▸ **Job**
Copy each line below in which the string "pliku" occurs.

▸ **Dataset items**
— BEGIN —

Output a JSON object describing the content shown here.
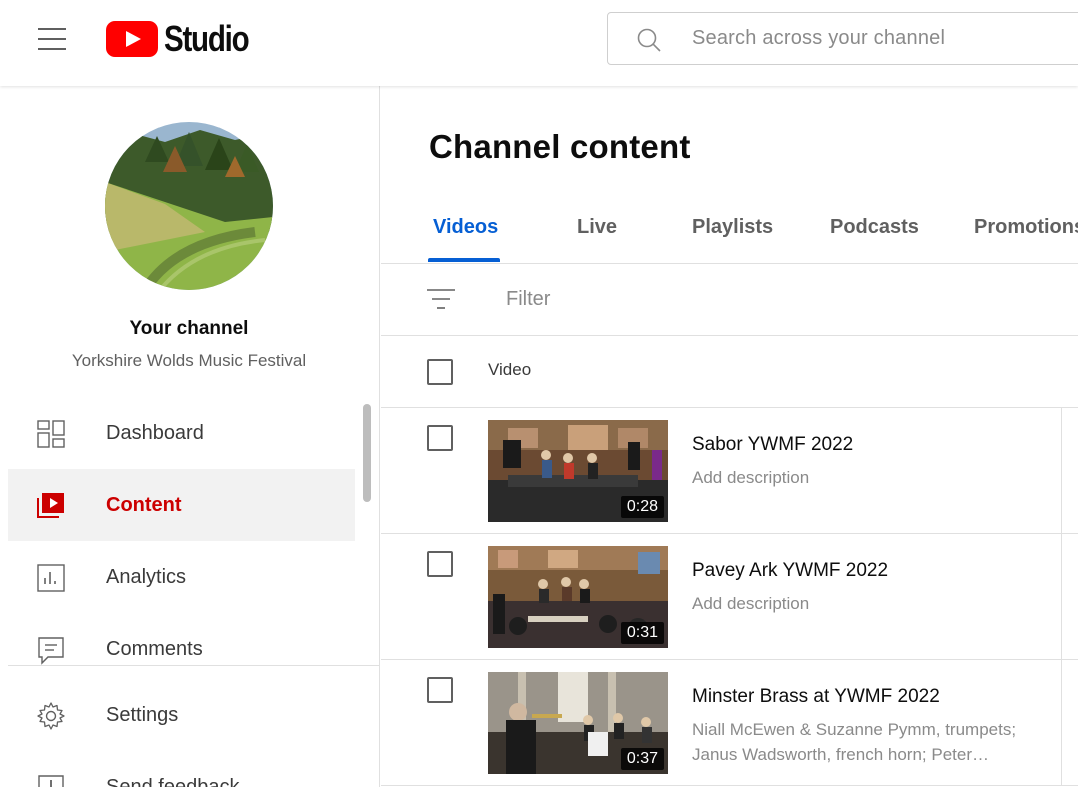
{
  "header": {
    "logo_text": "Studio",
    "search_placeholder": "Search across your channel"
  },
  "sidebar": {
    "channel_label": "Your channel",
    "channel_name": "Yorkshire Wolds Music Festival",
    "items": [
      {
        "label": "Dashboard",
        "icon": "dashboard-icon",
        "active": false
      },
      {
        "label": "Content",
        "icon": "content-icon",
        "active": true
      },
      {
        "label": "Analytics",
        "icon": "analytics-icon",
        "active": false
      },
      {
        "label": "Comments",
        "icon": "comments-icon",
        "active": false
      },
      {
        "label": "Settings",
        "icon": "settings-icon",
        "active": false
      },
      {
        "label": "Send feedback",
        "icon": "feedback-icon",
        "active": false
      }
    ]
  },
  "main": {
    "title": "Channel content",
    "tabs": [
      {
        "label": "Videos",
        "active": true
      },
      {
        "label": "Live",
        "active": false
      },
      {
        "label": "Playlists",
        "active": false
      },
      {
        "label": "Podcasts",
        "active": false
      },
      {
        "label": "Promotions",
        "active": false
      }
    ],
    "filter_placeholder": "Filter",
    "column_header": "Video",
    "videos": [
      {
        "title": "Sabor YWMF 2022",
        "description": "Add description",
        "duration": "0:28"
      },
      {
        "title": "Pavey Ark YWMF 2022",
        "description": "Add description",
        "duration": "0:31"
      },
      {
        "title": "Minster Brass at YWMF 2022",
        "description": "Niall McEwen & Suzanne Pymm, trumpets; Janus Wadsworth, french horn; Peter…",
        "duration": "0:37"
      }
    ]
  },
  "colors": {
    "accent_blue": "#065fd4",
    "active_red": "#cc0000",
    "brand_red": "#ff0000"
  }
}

— END —
— BEGIN —

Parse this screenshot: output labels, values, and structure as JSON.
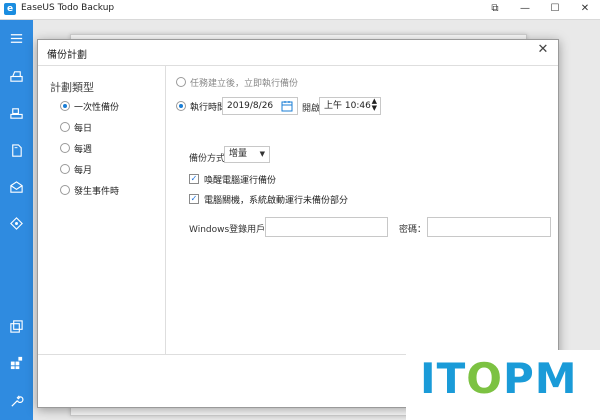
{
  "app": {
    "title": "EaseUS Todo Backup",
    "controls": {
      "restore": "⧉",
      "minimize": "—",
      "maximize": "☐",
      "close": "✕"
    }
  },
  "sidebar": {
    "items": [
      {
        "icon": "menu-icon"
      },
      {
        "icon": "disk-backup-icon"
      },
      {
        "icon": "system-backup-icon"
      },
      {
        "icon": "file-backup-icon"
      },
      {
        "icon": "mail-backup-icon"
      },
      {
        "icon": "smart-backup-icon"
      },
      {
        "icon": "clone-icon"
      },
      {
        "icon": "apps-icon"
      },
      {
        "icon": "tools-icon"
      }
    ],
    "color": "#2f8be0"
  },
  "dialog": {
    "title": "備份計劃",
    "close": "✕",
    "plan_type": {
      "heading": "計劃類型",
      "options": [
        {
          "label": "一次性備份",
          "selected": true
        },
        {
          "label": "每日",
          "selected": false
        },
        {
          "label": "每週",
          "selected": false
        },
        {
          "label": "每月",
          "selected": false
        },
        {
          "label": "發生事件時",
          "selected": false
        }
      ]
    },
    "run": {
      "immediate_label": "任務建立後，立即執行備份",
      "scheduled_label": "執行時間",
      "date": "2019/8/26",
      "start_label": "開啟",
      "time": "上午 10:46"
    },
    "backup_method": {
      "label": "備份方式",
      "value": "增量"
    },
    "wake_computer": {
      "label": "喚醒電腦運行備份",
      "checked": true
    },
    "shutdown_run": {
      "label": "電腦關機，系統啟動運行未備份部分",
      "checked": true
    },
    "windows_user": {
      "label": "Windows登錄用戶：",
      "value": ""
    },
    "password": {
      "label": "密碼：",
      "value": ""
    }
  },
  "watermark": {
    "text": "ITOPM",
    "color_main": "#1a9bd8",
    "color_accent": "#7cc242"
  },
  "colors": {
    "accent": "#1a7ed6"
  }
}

— END —
— BEGIN —

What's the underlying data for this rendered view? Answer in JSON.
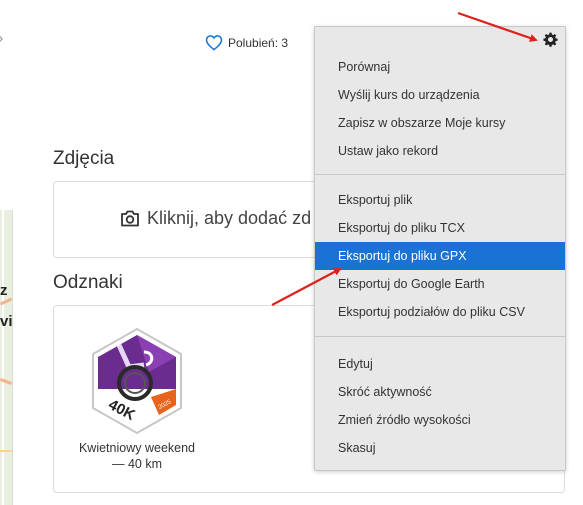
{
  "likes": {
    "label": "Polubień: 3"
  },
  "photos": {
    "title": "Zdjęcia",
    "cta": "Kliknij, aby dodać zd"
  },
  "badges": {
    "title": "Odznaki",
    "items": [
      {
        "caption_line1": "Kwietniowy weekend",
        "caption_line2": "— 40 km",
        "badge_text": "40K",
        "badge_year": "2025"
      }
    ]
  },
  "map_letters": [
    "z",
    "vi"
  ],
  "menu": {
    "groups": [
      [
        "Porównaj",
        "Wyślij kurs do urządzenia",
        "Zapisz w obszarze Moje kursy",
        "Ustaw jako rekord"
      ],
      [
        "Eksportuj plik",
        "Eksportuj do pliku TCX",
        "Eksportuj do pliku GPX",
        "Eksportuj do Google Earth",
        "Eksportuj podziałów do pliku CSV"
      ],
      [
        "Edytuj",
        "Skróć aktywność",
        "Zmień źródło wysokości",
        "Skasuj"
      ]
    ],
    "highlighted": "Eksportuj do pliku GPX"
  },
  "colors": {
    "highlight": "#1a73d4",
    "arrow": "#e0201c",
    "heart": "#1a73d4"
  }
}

— END —

▸ **Exercise answer**
        "Eksportuj do pliku TCX",
        "Eksportuj do pliku GPX",
        "Eksportuj podziałów do pliku CSV"
    "highlighted": "Eksportuj do pliku GPX"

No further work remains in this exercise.